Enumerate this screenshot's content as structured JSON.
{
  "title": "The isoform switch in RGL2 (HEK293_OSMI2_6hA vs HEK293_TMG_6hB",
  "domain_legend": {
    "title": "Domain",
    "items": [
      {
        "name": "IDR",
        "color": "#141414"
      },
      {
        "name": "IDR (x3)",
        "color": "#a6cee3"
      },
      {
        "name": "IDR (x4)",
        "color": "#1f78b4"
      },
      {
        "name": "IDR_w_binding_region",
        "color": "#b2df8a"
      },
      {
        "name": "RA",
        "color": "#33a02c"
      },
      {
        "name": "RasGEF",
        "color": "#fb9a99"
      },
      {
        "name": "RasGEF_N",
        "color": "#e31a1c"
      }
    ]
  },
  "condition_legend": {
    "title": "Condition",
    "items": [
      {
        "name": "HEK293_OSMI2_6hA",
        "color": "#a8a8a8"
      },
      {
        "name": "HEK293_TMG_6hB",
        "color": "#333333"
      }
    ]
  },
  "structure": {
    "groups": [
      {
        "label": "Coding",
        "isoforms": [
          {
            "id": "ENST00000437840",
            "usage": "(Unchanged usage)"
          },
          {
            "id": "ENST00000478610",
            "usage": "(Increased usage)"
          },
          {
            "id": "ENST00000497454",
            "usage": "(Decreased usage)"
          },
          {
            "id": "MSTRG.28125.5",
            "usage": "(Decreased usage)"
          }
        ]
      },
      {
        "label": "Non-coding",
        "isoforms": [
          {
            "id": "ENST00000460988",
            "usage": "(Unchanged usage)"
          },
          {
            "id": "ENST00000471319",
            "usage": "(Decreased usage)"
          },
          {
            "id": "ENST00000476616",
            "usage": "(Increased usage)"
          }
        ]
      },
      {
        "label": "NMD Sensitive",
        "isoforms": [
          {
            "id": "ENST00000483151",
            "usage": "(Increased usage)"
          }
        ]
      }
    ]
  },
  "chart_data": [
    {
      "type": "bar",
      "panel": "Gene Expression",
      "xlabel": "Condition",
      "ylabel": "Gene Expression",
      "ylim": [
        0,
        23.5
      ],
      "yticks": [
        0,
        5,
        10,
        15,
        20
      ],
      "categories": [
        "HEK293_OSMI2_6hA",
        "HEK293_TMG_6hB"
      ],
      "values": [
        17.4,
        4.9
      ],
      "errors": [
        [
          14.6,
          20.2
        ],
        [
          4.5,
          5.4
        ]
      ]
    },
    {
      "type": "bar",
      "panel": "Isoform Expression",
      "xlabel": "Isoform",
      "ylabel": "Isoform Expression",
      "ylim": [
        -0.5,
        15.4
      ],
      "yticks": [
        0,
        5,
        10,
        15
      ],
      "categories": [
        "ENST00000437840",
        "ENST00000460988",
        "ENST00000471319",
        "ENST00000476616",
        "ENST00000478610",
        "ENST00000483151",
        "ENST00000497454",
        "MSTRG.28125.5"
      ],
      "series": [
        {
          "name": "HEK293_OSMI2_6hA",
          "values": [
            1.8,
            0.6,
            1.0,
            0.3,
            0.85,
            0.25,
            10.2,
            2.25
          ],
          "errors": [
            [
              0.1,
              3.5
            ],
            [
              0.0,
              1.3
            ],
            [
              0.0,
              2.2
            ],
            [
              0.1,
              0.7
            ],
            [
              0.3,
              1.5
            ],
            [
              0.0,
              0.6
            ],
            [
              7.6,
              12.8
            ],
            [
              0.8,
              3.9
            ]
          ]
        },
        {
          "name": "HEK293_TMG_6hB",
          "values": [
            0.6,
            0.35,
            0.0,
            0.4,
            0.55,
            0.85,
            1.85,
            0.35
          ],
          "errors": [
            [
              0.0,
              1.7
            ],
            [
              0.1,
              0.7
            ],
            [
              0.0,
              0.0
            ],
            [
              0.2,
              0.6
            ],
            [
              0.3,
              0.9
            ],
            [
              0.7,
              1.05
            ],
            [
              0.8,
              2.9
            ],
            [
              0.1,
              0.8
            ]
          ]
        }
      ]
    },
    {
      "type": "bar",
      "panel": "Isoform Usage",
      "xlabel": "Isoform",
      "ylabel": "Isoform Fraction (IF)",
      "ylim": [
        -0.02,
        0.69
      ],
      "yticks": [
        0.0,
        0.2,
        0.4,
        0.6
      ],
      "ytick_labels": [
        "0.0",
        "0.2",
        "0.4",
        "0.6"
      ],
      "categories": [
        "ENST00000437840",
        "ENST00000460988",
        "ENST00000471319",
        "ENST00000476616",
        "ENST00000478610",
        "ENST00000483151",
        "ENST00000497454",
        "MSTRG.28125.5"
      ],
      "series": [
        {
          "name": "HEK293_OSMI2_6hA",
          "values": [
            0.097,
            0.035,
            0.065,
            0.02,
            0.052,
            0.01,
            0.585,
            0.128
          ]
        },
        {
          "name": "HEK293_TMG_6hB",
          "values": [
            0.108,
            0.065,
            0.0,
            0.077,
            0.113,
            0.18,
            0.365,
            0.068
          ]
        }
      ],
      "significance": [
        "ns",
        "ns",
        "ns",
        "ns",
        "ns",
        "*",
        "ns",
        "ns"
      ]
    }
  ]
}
════
AIM »
Copy all lines from the data that hold the word "Expression".

RESPONSE BELOW »
      "panel": "Gene Expression",
      "ylabel": "Gene Expression",
      "panel": "Isoform Expression",
      "ylabel": "Isoform Expression",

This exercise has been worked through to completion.